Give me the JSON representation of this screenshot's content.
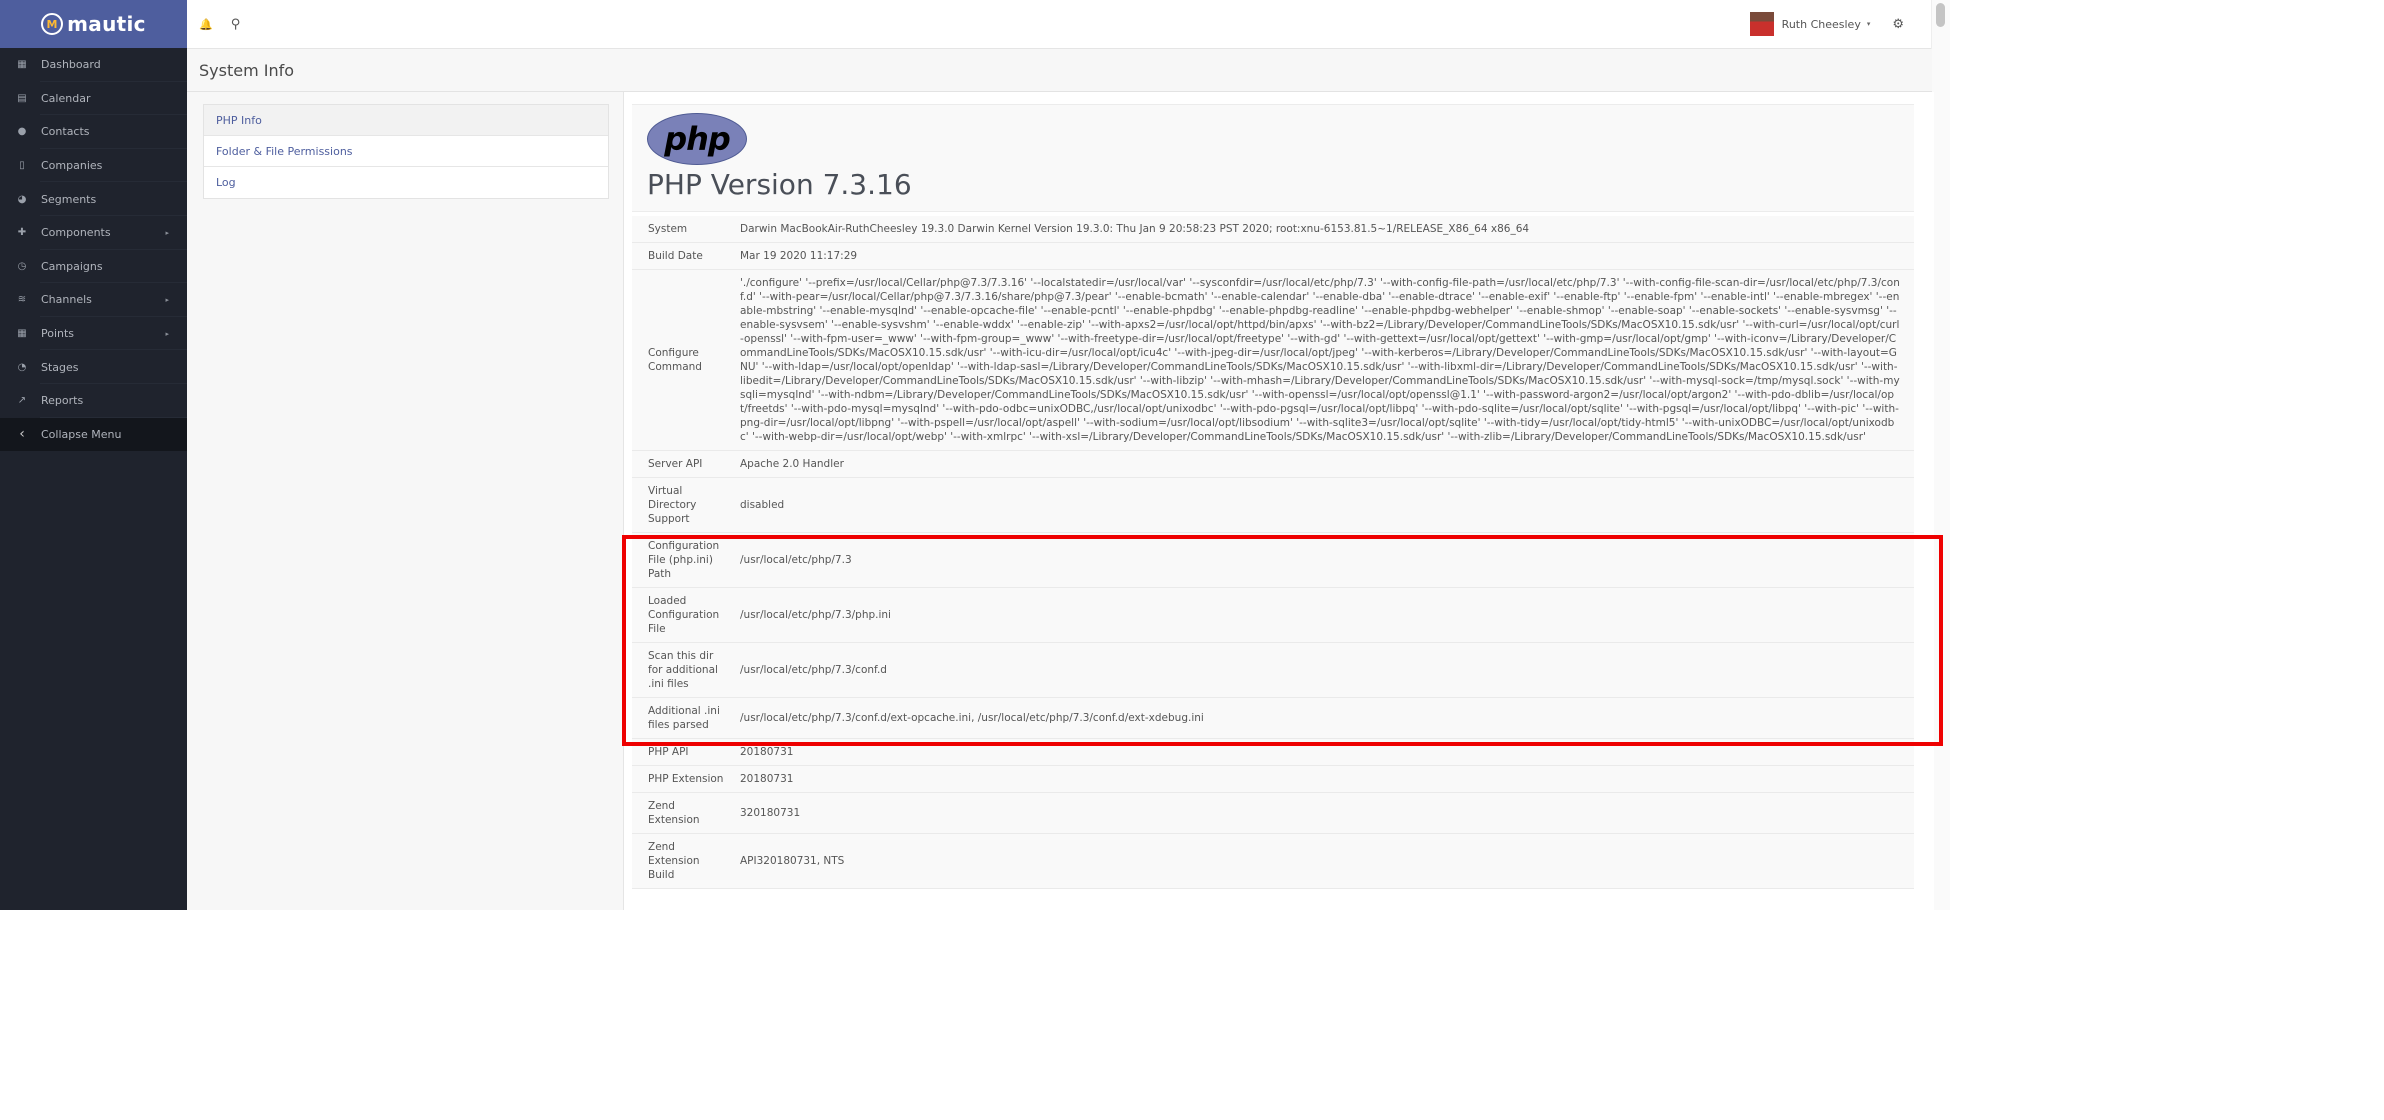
{
  "brand": {
    "name": "mautic",
    "logo_letter": "M"
  },
  "sidebar": {
    "items": [
      {
        "label": "Dashboard",
        "icon": "dashboard-icon",
        "glyph": "▦",
        "arrow": false
      },
      {
        "label": "Calendar",
        "icon": "calendar-icon",
        "glyph": "▤",
        "arrow": false
      },
      {
        "label": "Contacts",
        "icon": "user-icon",
        "glyph": "●",
        "arrow": false
      },
      {
        "label": "Companies",
        "icon": "building-icon",
        "glyph": "▯",
        "arrow": false
      },
      {
        "label": "Segments",
        "icon": "pie-chart-icon",
        "glyph": "◕",
        "arrow": false
      },
      {
        "label": "Components",
        "icon": "puzzle-icon",
        "glyph": "✚",
        "arrow": true
      },
      {
        "label": "Campaigns",
        "icon": "clock-icon",
        "glyph": "◷",
        "arrow": false
      },
      {
        "label": "Channels",
        "icon": "rss-icon",
        "glyph": "≋",
        "arrow": true
      },
      {
        "label": "Points",
        "icon": "calculator-icon",
        "glyph": "▦",
        "arrow": true
      },
      {
        "label": "Stages",
        "icon": "tachometer-icon",
        "glyph": "◔",
        "arrow": false
      },
      {
        "label": "Reports",
        "icon": "line-chart-icon",
        "glyph": "↗",
        "arrow": false
      }
    ],
    "collapse": {
      "label": "Collapse Menu",
      "glyph": "‹"
    },
    "arrow_glyph": "▸"
  },
  "header": {
    "bell_glyph": "🔔",
    "search_glyph": "⚲",
    "user_name": "Ruth Cheesley",
    "caret_glyph": "▾",
    "gear_glyph": "⚙"
  },
  "page": {
    "title": "System Info"
  },
  "tabs": [
    {
      "label": "PHP Info",
      "active": true
    },
    {
      "label": "Folder & File Permissions",
      "active": false
    },
    {
      "label": "Log",
      "active": false
    }
  ],
  "phpinfo": {
    "logo_text": "php",
    "version_title": "PHP Version 7.3.16",
    "rows": [
      {
        "key": "System",
        "value": "Darwin MacBookAir-RuthCheesley 19.3.0 Darwin Kernel Version 19.3.0: Thu Jan 9 20:58:23 PST 2020; root:xnu-6153.81.5~1/RELEASE_X86_64 x86_64"
      },
      {
        "key": "Build Date",
        "value": "Mar 19 2020 11:17:29"
      },
      {
        "key": "Configure Command",
        "value": "'./configure' '--prefix=/usr/local/Cellar/php@7.3/7.3.16' '--localstatedir=/usr/local/var' '--sysconfdir=/usr/local/etc/php/7.3' '--with-config-file-path=/usr/local/etc/php/7.3' '--with-config-file-scan-dir=/usr/local/etc/php/7.3/conf.d' '--with-pear=/usr/local/Cellar/php@7.3/7.3.16/share/php@7.3/pear' '--enable-bcmath' '--enable-calendar' '--enable-dba' '--enable-dtrace' '--enable-exif' '--enable-ftp' '--enable-fpm' '--enable-intl' '--enable-mbregex' '--enable-mbstring' '--enable-mysqlnd' '--enable-opcache-file' '--enable-pcntl' '--enable-phpdbg' '--enable-phpdbg-readline' '--enable-phpdbg-webhelper' '--enable-shmop' '--enable-soap' '--enable-sockets' '--enable-sysvmsg' '--enable-sysvsem' '--enable-sysvshm' '--enable-wddx' '--enable-zip' '--with-apxs2=/usr/local/opt/httpd/bin/apxs' '--with-bz2=/Library/Developer/CommandLineTools/SDKs/MacOSX10.15.sdk/usr' '--with-curl=/usr/local/opt/curl-openssl' '--with-fpm-user=_www' '--with-fpm-group=_www' '--with-freetype-dir=/usr/local/opt/freetype' '--with-gd' '--with-gettext=/usr/local/opt/gettext' '--with-gmp=/usr/local/opt/gmp' '--with-iconv=/Library/Developer/CommandLineTools/SDKs/MacOSX10.15.sdk/usr' '--with-icu-dir=/usr/local/opt/icu4c' '--with-jpeg-dir=/usr/local/opt/jpeg' '--with-kerberos=/Library/Developer/CommandLineTools/SDKs/MacOSX10.15.sdk/usr' '--with-layout=GNU' '--with-ldap=/usr/local/opt/openldap' '--with-ldap-sasl=/Library/Developer/CommandLineTools/SDKs/MacOSX10.15.sdk/usr' '--with-libxml-dir=/Library/Developer/CommandLineTools/SDKs/MacOSX10.15.sdk/usr' '--with-libedit=/Library/Developer/CommandLineTools/SDKs/MacOSX10.15.sdk/usr' '--with-libzip' '--with-mhash=/Library/Developer/CommandLineTools/SDKs/MacOSX10.15.sdk/usr' '--with-mysql-sock=/tmp/mysql.sock' '--with-mysqli=mysqlnd' '--with-ndbm=/Library/Developer/CommandLineTools/SDKs/MacOSX10.15.sdk/usr' '--with-openssl=/usr/local/opt/openssl@1.1' '--with-password-argon2=/usr/local/opt/argon2' '--with-pdo-dblib=/usr/local/opt/freetds' '--with-pdo-mysql=mysqlnd' '--with-pdo-odbc=unixODBC,/usr/local/opt/unixodbc' '--with-pdo-pgsql=/usr/local/opt/libpq' '--with-pdo-sqlite=/usr/local/opt/sqlite' '--with-pgsql=/usr/local/opt/libpq' '--with-pic' '--with-png-dir=/usr/local/opt/libpng' '--with-pspell=/usr/local/opt/aspell' '--with-sodium=/usr/local/opt/libsodium' '--with-sqlite3=/usr/local/opt/sqlite' '--with-tidy=/usr/local/opt/tidy-html5' '--with-unixODBC=/usr/local/opt/unixodbc' '--with-webp-dir=/usr/local/opt/webp' '--with-xmlrpc' '--with-xsl=/Library/Developer/CommandLineTools/SDKs/MacOSX10.15.sdk/usr' '--with-zlib=/Library/Developer/CommandLineTools/SDKs/MacOSX10.15.sdk/usr'"
      },
      {
        "key": "Server API",
        "value": "Apache 2.0 Handler"
      },
      {
        "key": "Virtual Directory Support",
        "value": "disabled"
      },
      {
        "key": "Configuration File (php.ini) Path",
        "value": "/usr/local/etc/php/7.3"
      },
      {
        "key": "Loaded Configuration File",
        "value": "/usr/local/etc/php/7.3/php.ini"
      },
      {
        "key": "Scan this dir for additional .ini files",
        "value": "/usr/local/etc/php/7.3/conf.d"
      },
      {
        "key": "Additional .ini files parsed",
        "value": "/usr/local/etc/php/7.3/conf.d/ext-opcache.ini, /usr/local/etc/php/7.3/conf.d/ext-xdebug.ini"
      },
      {
        "key": "PHP API",
        "value": "20180731"
      },
      {
        "key": "PHP Extension",
        "value": "20180731"
      },
      {
        "key": "Zend Extension",
        "value": "320180731"
      },
      {
        "key": "Zend Extension Build",
        "value": "API320180731, NTS"
      }
    ]
  },
  "annotation": {
    "color": "#ee0000",
    "label": "highlight-box"
  }
}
★ ★ ★ ★ ★ ★ ★
## Exercise instructions:
What is the number of lines that contain "Zend"? Reply with that number alone.

## Exercise response:
2